- [Exercise data]
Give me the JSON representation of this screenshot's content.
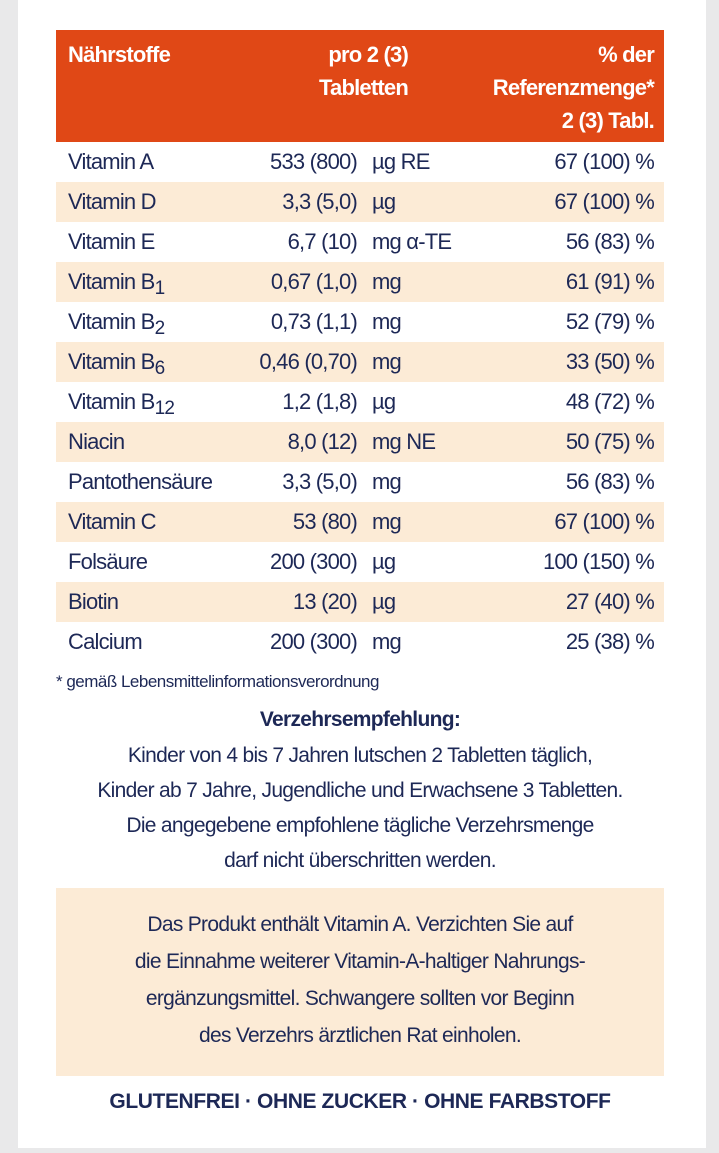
{
  "colors": {
    "header": "#e04816",
    "stripe": "#fcebd6",
    "text": "#1d2856"
  },
  "table": {
    "headers": {
      "nutrient": "Nährstoffe",
      "amount_line1": "pro 2 (3)",
      "amount_line2": "Tabletten",
      "ref_line1": "% der",
      "ref_line2": "Referenzmenge*",
      "ref_line3": "2 (3) Tabl."
    },
    "rows": [
      {
        "name": "Vitamin A",
        "sub": "",
        "amount": "533 (800)",
        "unit": "µg RE",
        "percent": "67 (100) %"
      },
      {
        "name": "Vitamin D",
        "sub": "",
        "amount": "3,3 (5,0)",
        "unit": "µg",
        "percent": "67 (100) %"
      },
      {
        "name": "Vitamin E",
        "sub": "",
        "amount": "6,7 (10)",
        "unit": "mg α-TE",
        "percent": "56 (83) %"
      },
      {
        "name": "Vitamin B",
        "sub": "1",
        "amount": "0,67 (1,0)",
        "unit": "mg",
        "percent": "61 (91) %"
      },
      {
        "name": "Vitamin B",
        "sub": "2",
        "amount": "0,73 (1,1)",
        "unit": "mg",
        "percent": "52 (79) %"
      },
      {
        "name": "Vitamin B",
        "sub": "6",
        "amount": "0,46 (0,70)",
        "unit": "mg",
        "percent": "33 (50) %"
      },
      {
        "name": "Vitamin B",
        "sub": "12",
        "amount": "1,2 (1,8)",
        "unit": "µg",
        "percent": "48 (72) %"
      },
      {
        "name": "Niacin",
        "sub": "",
        "amount": "8,0 (12)",
        "unit": "mg NE",
        "percent": "50 (75) %"
      },
      {
        "name": "Pantothensäure",
        "sub": "",
        "amount": "3,3 (5,0)",
        "unit": "mg",
        "percent": "56 (83) %"
      },
      {
        "name": "Vitamin C",
        "sub": "",
        "amount": "53 (80)",
        "unit": "mg",
        "percent": "67 (100) %"
      },
      {
        "name": "Folsäure",
        "sub": "",
        "amount": "200 (300)",
        "unit": "µg",
        "percent": "100 (150) %"
      },
      {
        "name": "Biotin",
        "sub": "",
        "amount": "13 (20)",
        "unit": "µg",
        "percent": "27 (40) %"
      },
      {
        "name": "Calcium",
        "sub": "",
        "amount": "200 (300)",
        "unit": "mg",
        "percent": "25 (38) %"
      }
    ]
  },
  "footnote": "* gemäß Lebensmittelinformationsverordnung",
  "recommendation": {
    "title": "Verzehrsempfehlung:",
    "lines": [
      "Kinder von 4 bis 7 Jahren lutschen 2 Tabletten täglich,",
      "Kinder ab 7 Jahre, Jugendliche und Erwachsene 3 Tabletten.",
      "Die angegebene empfohlene tägliche Verzehrsmenge",
      "darf nicht überschritten werden."
    ]
  },
  "warning": {
    "lines": [
      "Das Produkt enthält Vitamin A. Verzichten Sie auf",
      "die Einnahme weiterer Vitamin-A-haltiger Nahrungs-",
      "ergänzungsmittel. Schwangere sollten vor Beginn",
      "des Verzehrs ärztlichen Rat einholen."
    ]
  },
  "claims": "GLUTENFREI · OHNE ZUCKER · OHNE FARBSTOFF"
}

- [Objective]
Where a line of the entries contains the word "Tabletten", copy that line.

- [Result of the exercise]
      "amount_line2": "Tabletten",
      "Kinder von 4 bis 7 Jahren lutschen 2 Tabletten täglich,",
      "Kinder ab 7 Jahre, Jugendliche und Erwachsene 3 Tabletten.",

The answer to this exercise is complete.